> **Records from a data collection**:
** Begin **
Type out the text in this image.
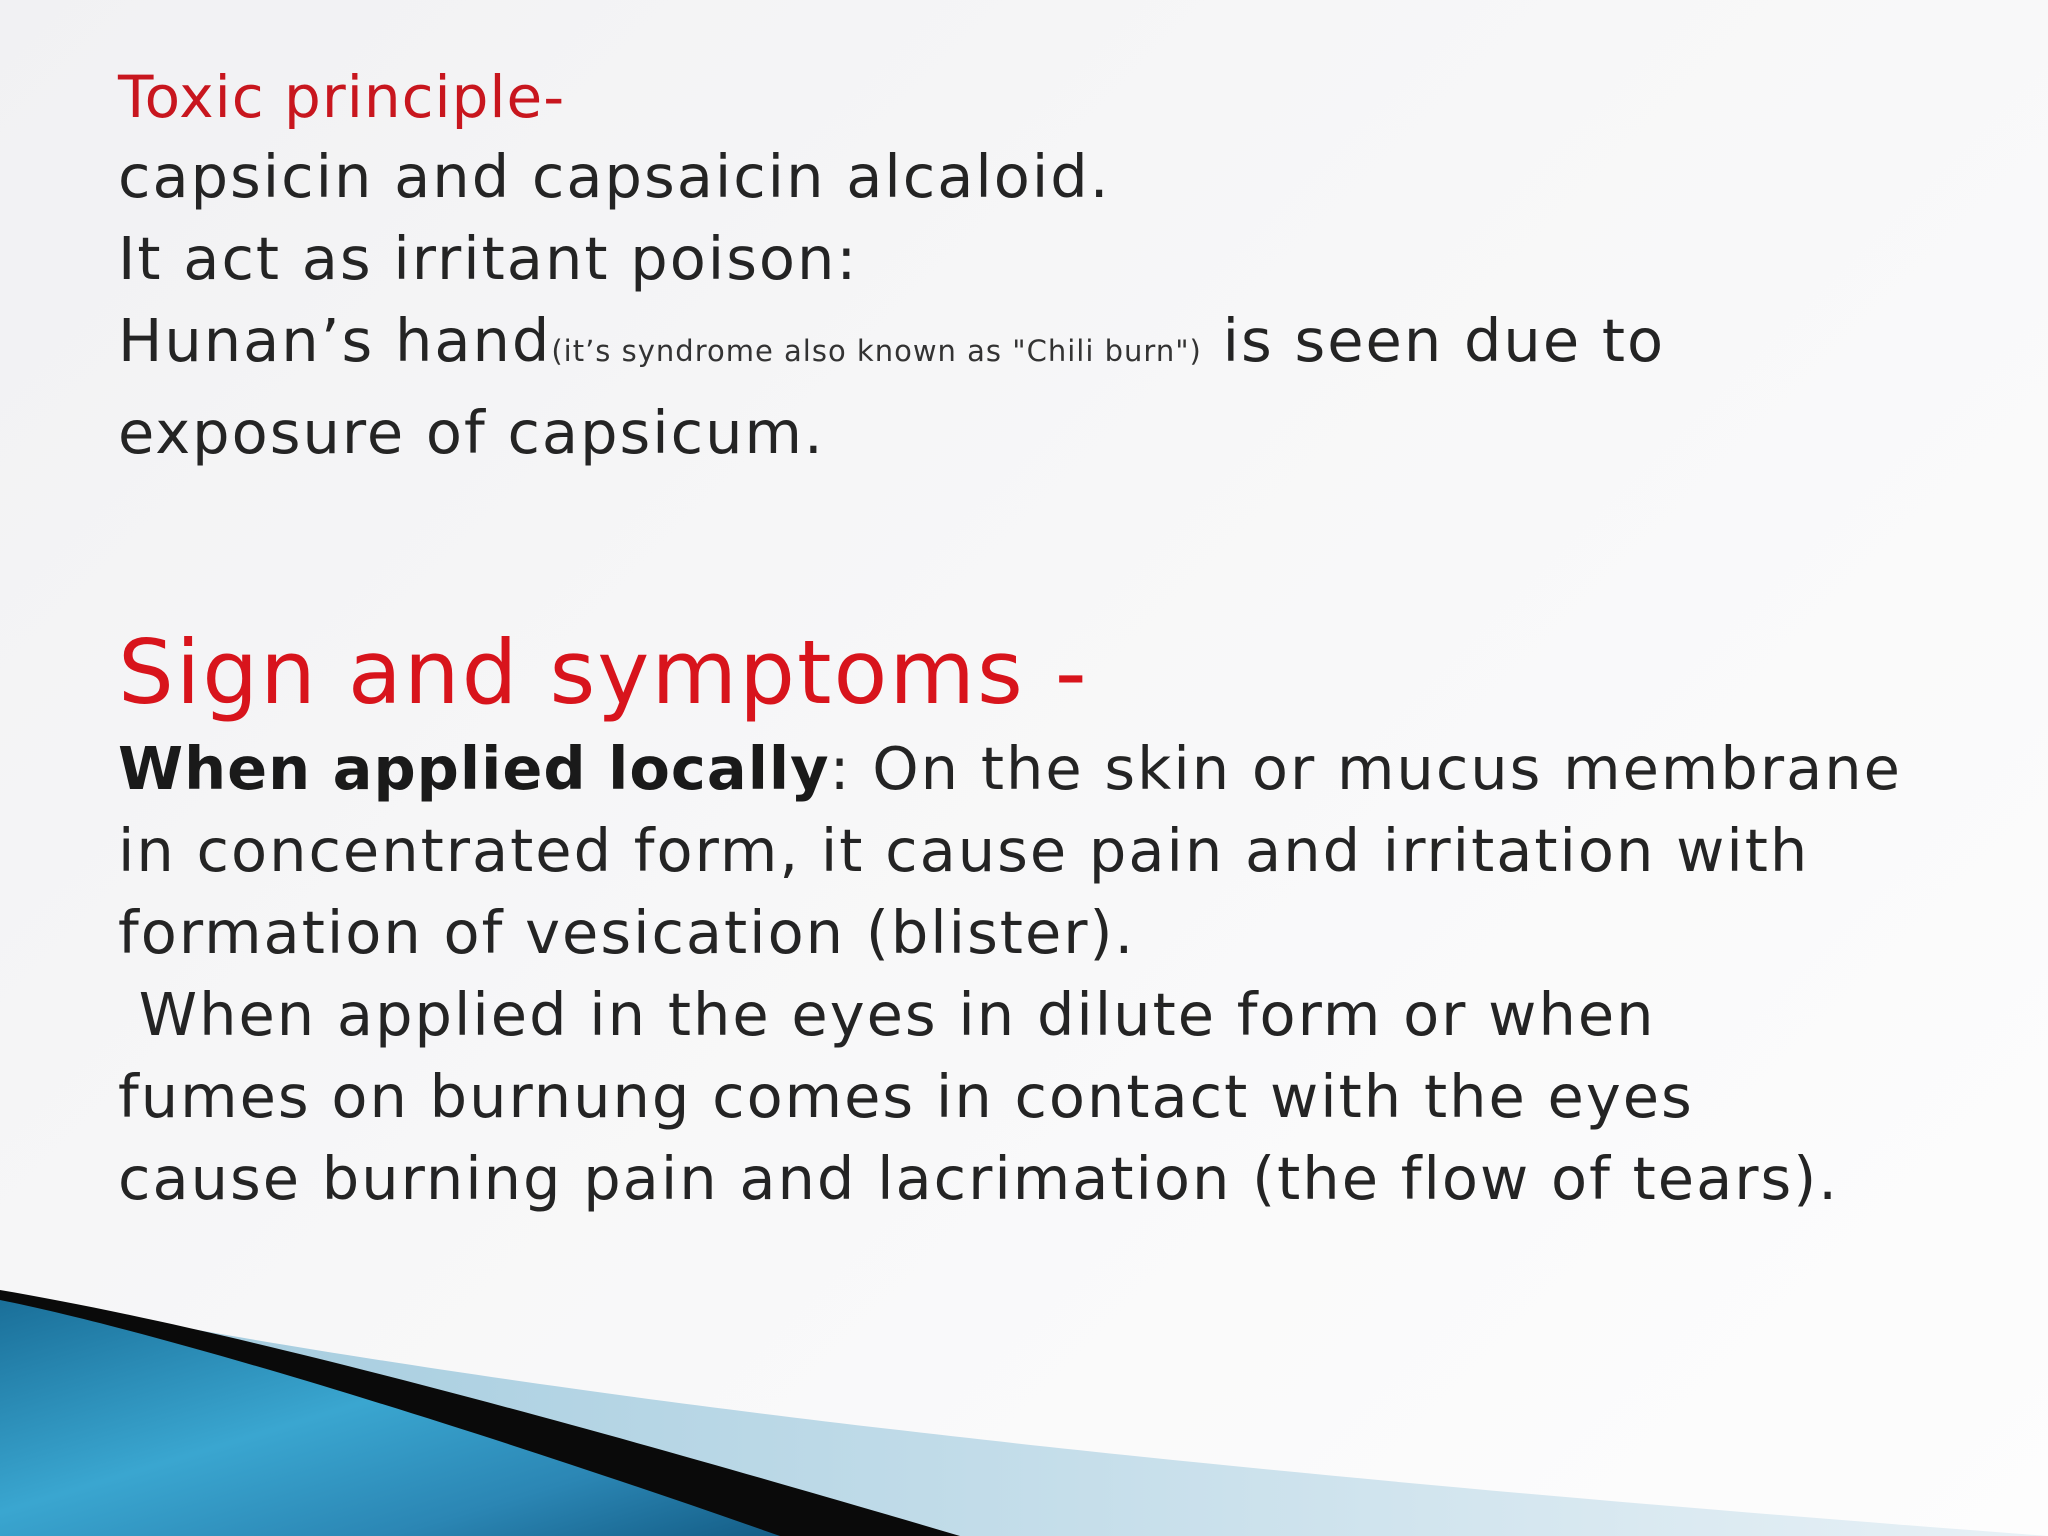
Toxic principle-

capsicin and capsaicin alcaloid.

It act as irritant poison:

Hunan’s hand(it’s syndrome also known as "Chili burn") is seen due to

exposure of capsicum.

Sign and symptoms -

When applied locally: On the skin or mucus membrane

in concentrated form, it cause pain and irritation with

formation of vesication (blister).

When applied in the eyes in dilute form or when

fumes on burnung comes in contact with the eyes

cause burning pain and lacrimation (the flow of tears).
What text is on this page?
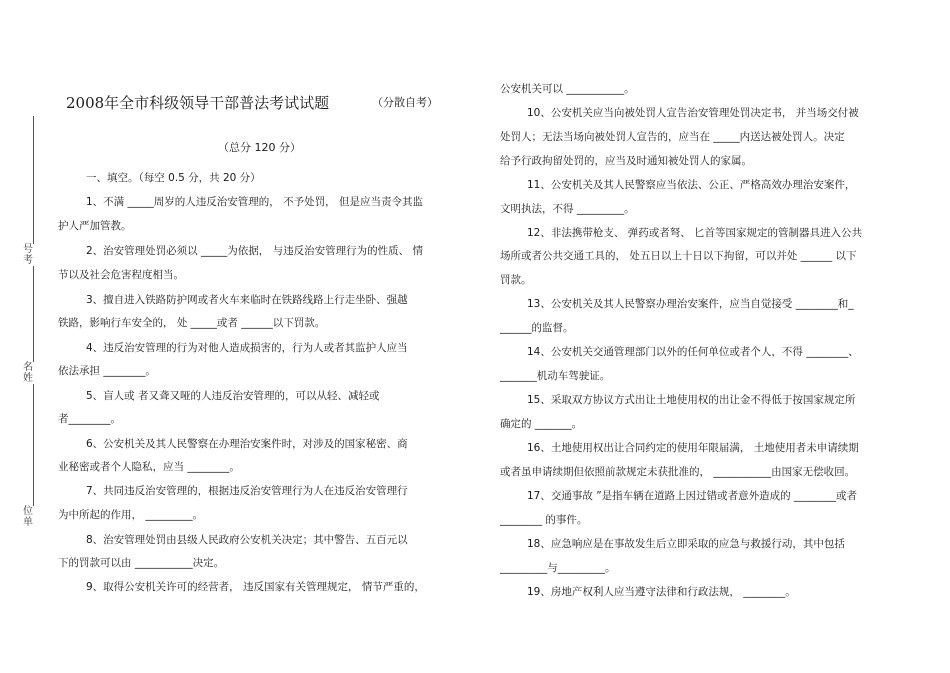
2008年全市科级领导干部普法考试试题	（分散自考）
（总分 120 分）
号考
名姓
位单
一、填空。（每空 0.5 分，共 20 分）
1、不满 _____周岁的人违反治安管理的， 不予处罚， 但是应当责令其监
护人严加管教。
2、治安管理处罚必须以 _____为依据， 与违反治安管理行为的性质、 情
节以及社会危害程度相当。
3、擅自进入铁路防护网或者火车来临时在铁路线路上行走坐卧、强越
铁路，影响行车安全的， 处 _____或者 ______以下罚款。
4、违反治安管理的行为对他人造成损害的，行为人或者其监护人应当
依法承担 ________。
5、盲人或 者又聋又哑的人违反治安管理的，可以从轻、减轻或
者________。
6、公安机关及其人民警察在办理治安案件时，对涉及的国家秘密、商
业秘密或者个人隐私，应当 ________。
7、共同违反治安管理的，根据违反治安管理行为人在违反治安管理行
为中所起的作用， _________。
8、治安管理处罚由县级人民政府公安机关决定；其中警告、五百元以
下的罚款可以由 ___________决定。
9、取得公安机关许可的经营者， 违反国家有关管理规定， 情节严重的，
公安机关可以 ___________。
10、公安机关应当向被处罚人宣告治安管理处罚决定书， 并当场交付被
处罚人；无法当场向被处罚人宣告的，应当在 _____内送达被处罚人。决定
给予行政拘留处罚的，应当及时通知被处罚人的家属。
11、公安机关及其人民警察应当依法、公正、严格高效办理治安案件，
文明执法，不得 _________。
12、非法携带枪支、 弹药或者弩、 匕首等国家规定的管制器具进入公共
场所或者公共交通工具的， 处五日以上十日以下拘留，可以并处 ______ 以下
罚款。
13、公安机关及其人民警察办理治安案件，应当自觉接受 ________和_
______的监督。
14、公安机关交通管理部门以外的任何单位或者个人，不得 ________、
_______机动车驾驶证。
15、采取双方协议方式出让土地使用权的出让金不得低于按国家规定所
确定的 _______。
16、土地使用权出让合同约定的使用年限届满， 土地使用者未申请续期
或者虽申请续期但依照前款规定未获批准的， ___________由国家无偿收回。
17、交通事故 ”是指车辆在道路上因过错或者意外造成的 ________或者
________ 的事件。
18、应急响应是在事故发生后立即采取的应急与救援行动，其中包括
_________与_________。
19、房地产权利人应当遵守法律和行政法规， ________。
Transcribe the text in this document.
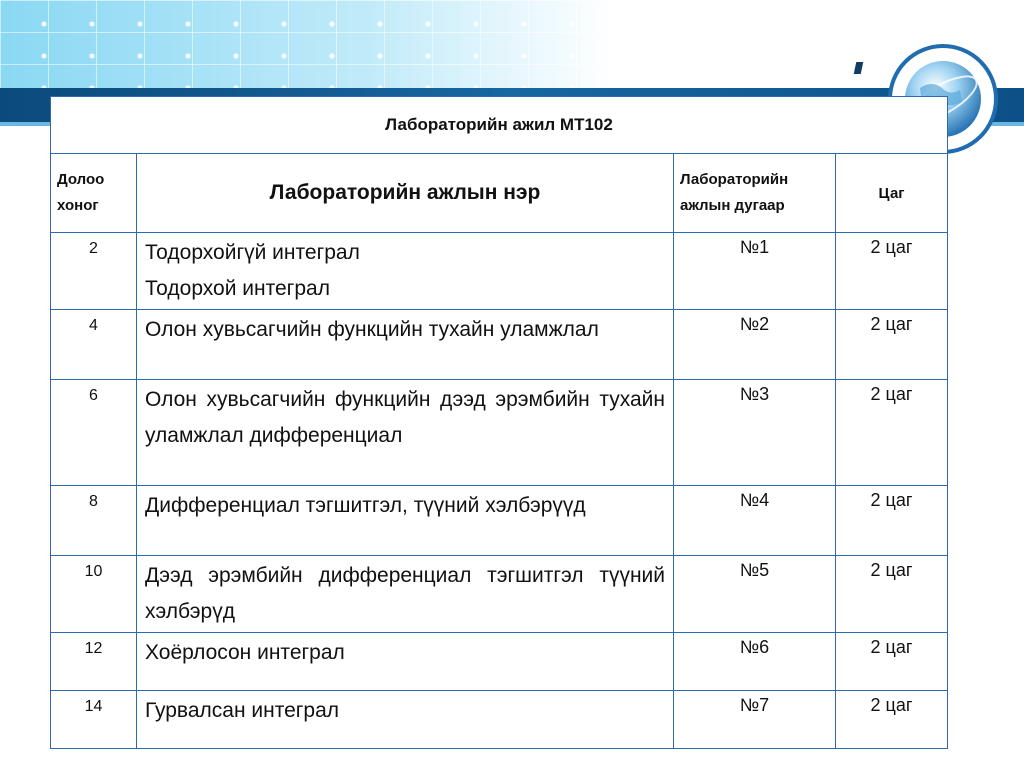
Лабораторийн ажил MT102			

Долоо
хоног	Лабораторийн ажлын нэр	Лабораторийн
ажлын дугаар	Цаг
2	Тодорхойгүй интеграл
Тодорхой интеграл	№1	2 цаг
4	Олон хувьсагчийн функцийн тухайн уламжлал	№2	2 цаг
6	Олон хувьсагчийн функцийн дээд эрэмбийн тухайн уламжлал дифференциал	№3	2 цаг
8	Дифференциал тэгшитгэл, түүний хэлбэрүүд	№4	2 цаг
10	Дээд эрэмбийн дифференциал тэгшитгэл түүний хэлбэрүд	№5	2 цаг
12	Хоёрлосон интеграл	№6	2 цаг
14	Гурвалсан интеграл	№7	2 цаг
** End **
> **WORK TO BE COMPLETED**: All records above are to be printed exactly, minus the pictures they contain.

> **ANSWER TO THIS TASK**:
Type out the text in this image.
Toxic principle-

capsicin and capsaicin alcaloid.

It act as irritant poison:

Hunan’s hand(it’s syndrome also known as "Chili burn") is seen due to

exposure of capsicum.

Sign and symptoms -

When applied locally: On the skin or mucus membrane

in concentrated form, it cause pain and irritation with

formation of vesication (blister).

When applied in the eyes in dilute form or when

fumes on burnung comes in contact with the eyes

cause burning pain and lacrimation (the flow of tears).
What text is on this page?
2008年全市科级领导干部普法考试试题	（分散自考）
（总分 120 分）
号考
名姓
位单
一、填空。（每空 0.5 分，共 20 分）
1、不满 _____周岁的人违反治安管理的， 不予处罚， 但是应当责令其监
护人严加管教。
2、治安管理处罚必须以 _____为依据， 与违反治安管理行为的性质、 情
节以及社会危害程度相当。
3、擅自进入铁路防护网或者火车来临时在铁路线路上行走坐卧、强越
铁路，影响行车安全的， 处 _____或者 ______以下罚款。
4、违反治安管理的行为对他人造成损害的，行为人或者其监护人应当
依法承担 ________。
5、盲人或 者又聋又哑的人违反治安管理的，可以从轻、减轻或
者________。
6、公安机关及其人民警察在办理治安案件时，对涉及的国家秘密、商
业秘密或者个人隐私，应当 ________。
7、共同违反治安管理的，根据违反治安管理行为人在违反治安管理行
为中所起的作用， _________。
8、治安管理处罚由县级人民政府公安机关决定；其中警告、五百元以
下的罚款可以由 ___________决定。
9、取得公安机关许可的经营者， 违反国家有关管理规定， 情节严重的，
公安机关可以 ___________。
10、公安机关应当向被处罚人宣告治安管理处罚决定书， 并当场交付被
处罚人；无法当场向被处罚人宣告的，应当在 _____内送达被处罚人。决定
给予行政拘留处罚的，应当及时通知被处罚人的家属。
11、公安机关及其人民警察应当依法、公正、严格高效办理治安案件，
文明执法，不得 _________。
12、非法携带枪支、 弹药或者弩、 匕首等国家规定的管制器具进入公共
场所或者公共交通工具的， 处五日以上十日以下拘留，可以并处 ______ 以下
罚款。
13、公安机关及其人民警察办理治安案件，应当自觉接受 ________和_
______的监督。
14、公安机关交通管理部门以外的任何单位或者个人，不得 ________、
_______机动车驾驶证。
15、采取双方协议方式出让土地使用权的出让金不得低于按国家规定所
确定的 _______。
16、土地使用权出让合同约定的使用年限届满， 土地使用者未申请续期
或者虽申请续期但依照前款规定未获批准的， ___________由国家无偿收回。
17、交通事故 ”是指车辆在道路上因过错或者意外造成的 ________或者
________ 的事件。
18、应急响应是在事故发生后立即采取的应急与救援行动，其中包括
_________与_________。
19、房地产权利人应当遵守法律和行政法规， ________。
Transcribe the text in this document.
Лабораторийн ажил MT102			

Долоо
хоног	Лабораторийн ажлын нэр	Лабораторийн
ажлын дугаар	Цаг
2	Тодорхойгүй интеграл
Тодорхой интеграл	№1	2 цаг
4	Олон хувьсагчийн функцийн тухайн уламжлал	№2	2 цаг
6	Олон хувьсагчийн функцийн дээд эрэмбийн тухайн уламжлал дифференциал	№3	2 цаг
8	Дифференциал тэгшитгэл, түүний хэлбэрүүд	№4	2 цаг
10	Дээд эрэмбийн дифференциал тэгшитгэл түүний хэлбэрүд	№5	2 цаг
12	Хоёрлосон интеграл	№6	2 цаг
14	Гурвалсан интеграл	№7	2 цаг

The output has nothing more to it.